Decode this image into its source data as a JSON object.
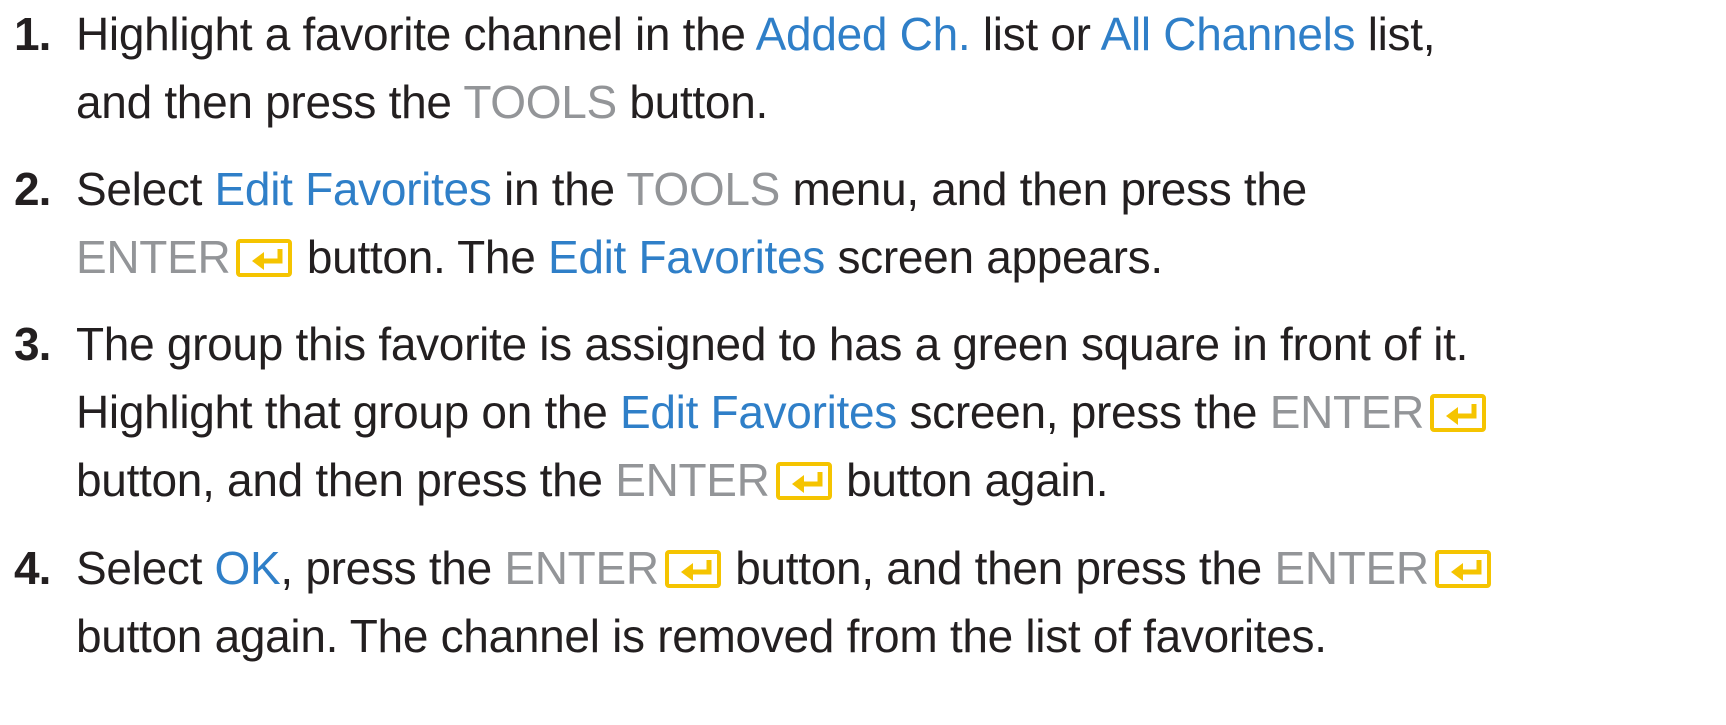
{
  "colors": {
    "text": "#231f20",
    "highlight_blue": "#2f7fc8",
    "button_gray": "#939598",
    "enter_icon_yellow": "#f5c400"
  },
  "icons": {
    "enter": "enter-icon"
  },
  "steps": [
    {
      "number": "1.",
      "lines": [
        [
          "Highlight a favorite channel in the ",
          "Added Ch.",
          " list or ",
          "All Channels",
          " list,"
        ],
        [
          "and then press the ",
          "TOOLS",
          " button."
        ]
      ]
    },
    {
      "number": "2.",
      "lines": [
        [
          "Select ",
          "Edit Favorites",
          " in the ",
          "TOOLS",
          " menu, and then press the"
        ],
        [
          "ENTER",
          " button. The ",
          "Edit Favorites",
          " screen appears."
        ]
      ]
    },
    {
      "number": "3.",
      "lines": [
        [
          "The group this favorite is assigned to has a green square in front of it."
        ],
        [
          "Highlight that group on the ",
          "Edit Favorites",
          " screen, press the ",
          "ENTER"
        ],
        [
          "button, and then press the ",
          "ENTER",
          " button again."
        ]
      ]
    },
    {
      "number": "4.",
      "lines": [
        [
          "Select ",
          "OK",
          ", press the ",
          "ENTER",
          " button, and then press the ",
          "ENTER"
        ],
        [
          "button again. The channel is removed from the list of favorites."
        ]
      ]
    }
  ]
}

===============

→ **WRITTEN INSTRUCTION**: The material above must be printed exactly, with its pictures left out.

→ **RESPONSE TO THIS TASK**:
Decode this image into its source data as a JSON object.
{
  "colors": {
    "text": "#231f20",
    "highlight_blue": "#2f7fc8",
    "button_gray": "#939598",
    "enter_icon_yellow": "#f5c400"
  },
  "icons": {
    "enter": "enter-icon"
  },
  "steps": [
    {
      "number": "1.",
      "lines": [
        [
          "Highlight a favorite channel in the ",
          "Added Ch.",
          " list or ",
          "All Channels",
          " list,"
        ],
        [
          "and then press the ",
          "TOOLS",
          " button."
        ]
      ]
    },
    {
      "number": "2.",
      "lines": [
        [
          "Select ",
          "Edit Favorites",
          " in the ",
          "TOOLS",
          " menu, and then press the"
        ],
        [
          "ENTER",
          " button. The ",
          "Edit Favorites",
          " screen appears."
        ]
      ]
    },
    {
      "number": "3.",
      "lines": [
        [
          "The group this favorite is assigned to has a green square in front of it."
        ],
        [
          "Highlight that group on the ",
          "Edit Favorites",
          " screen, press the ",
          "ENTER"
        ],
        [
          "button, and then press the ",
          "ENTER",
          " button again."
        ]
      ]
    },
    {
      "number": "4.",
      "lines": [
        [
          "Select ",
          "OK",
          ", press the ",
          "ENTER",
          " button, and then press the ",
          "ENTER"
        ],
        [
          "button again. The channel is removed from the list of favorites."
        ]
      ]
    }
  ]
}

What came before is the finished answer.